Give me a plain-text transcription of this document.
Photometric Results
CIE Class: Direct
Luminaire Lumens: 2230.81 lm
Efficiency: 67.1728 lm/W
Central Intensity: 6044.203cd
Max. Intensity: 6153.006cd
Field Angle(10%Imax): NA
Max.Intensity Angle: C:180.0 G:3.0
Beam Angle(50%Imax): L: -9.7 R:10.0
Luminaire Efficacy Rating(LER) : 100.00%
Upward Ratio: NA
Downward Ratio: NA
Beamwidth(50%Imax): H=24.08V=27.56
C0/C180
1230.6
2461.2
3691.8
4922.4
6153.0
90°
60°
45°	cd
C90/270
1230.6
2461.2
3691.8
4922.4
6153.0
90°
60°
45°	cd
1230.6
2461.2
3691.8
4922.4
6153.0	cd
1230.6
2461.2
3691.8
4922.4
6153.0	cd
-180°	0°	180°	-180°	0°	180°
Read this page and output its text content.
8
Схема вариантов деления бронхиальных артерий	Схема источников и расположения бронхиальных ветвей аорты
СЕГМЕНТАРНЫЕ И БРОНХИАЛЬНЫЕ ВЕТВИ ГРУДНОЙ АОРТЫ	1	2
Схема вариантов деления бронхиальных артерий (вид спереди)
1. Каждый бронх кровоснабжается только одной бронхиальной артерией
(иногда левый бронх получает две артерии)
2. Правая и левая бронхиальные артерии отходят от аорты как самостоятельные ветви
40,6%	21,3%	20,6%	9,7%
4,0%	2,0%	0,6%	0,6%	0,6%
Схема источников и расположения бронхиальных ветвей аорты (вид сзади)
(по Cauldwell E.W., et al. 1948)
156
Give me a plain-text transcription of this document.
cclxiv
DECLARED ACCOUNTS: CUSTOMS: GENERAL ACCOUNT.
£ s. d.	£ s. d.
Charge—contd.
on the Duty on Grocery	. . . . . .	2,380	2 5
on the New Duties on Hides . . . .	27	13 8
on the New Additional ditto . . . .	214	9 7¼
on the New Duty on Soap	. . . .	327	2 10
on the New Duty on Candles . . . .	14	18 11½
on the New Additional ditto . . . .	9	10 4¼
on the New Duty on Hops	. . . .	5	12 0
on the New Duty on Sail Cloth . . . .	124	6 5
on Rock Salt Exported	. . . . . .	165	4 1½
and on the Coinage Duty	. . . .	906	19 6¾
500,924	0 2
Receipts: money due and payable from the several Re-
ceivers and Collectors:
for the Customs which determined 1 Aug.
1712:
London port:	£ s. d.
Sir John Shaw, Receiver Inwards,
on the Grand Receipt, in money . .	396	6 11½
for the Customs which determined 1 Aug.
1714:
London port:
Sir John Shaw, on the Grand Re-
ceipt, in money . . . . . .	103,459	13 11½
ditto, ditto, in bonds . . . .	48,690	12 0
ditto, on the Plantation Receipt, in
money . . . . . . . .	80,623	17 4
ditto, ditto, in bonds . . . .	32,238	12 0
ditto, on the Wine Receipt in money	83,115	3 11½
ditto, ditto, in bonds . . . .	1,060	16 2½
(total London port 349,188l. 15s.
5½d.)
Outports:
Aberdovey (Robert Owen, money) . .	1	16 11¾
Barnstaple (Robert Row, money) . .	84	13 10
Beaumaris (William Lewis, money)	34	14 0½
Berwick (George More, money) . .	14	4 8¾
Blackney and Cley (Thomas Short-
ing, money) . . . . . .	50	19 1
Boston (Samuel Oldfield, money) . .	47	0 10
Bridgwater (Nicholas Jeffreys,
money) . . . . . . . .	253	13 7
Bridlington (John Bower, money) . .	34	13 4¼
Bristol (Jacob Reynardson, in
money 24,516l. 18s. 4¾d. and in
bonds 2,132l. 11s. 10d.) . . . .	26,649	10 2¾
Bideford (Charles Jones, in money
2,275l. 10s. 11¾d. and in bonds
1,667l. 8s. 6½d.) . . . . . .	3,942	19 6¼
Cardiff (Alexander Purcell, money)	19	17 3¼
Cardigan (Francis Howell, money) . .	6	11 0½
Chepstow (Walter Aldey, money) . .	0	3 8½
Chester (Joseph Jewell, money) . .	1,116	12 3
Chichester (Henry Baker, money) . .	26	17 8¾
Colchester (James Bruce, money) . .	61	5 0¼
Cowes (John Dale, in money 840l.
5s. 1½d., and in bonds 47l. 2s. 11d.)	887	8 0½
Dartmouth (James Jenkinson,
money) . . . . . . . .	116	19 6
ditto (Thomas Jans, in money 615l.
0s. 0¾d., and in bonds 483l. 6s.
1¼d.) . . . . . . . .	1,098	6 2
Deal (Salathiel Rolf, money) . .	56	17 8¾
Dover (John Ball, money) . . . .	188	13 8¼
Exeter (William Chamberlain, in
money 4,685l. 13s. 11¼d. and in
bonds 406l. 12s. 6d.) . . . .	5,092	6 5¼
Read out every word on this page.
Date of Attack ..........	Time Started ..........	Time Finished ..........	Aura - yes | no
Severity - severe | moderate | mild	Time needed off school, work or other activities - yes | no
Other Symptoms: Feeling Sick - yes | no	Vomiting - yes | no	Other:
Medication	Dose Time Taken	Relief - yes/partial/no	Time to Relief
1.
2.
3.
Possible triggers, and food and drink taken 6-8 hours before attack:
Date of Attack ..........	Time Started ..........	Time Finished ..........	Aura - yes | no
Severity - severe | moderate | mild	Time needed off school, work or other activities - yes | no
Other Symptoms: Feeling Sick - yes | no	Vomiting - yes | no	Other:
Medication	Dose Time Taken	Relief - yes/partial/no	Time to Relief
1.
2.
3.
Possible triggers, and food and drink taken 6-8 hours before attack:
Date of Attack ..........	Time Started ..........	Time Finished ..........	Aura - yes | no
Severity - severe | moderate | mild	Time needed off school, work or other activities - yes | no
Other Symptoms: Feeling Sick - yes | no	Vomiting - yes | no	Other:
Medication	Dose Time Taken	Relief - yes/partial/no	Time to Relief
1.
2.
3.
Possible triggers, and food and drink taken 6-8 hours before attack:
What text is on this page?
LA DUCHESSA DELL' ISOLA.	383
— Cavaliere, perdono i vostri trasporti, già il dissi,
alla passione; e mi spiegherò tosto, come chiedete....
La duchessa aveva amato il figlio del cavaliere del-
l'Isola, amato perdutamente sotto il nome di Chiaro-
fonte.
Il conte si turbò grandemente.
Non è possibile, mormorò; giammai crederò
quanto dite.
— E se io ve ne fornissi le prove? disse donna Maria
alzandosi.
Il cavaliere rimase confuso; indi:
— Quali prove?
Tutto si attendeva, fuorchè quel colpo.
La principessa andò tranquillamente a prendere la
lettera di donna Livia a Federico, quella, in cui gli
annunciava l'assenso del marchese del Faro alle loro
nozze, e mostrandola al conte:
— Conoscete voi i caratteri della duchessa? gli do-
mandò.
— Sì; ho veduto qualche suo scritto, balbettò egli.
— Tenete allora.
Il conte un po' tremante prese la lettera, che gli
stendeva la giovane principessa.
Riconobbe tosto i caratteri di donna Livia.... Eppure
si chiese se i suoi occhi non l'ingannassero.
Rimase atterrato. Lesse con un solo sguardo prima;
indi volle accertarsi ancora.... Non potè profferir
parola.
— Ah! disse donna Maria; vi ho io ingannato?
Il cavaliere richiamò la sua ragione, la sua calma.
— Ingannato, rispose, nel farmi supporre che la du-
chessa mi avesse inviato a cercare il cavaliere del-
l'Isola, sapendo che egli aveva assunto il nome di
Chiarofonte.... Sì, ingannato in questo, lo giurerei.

------

### EXERCISE
Take every line that includes the string "источников" and copy it.

### WORKED SOLUTION
Схема вариантов деления бронхиальных артерий	Схема источников и расположения бронхиальных ветвей аорты
Схема источников и расположения бронхиальных ветвей аорты (вид сзади)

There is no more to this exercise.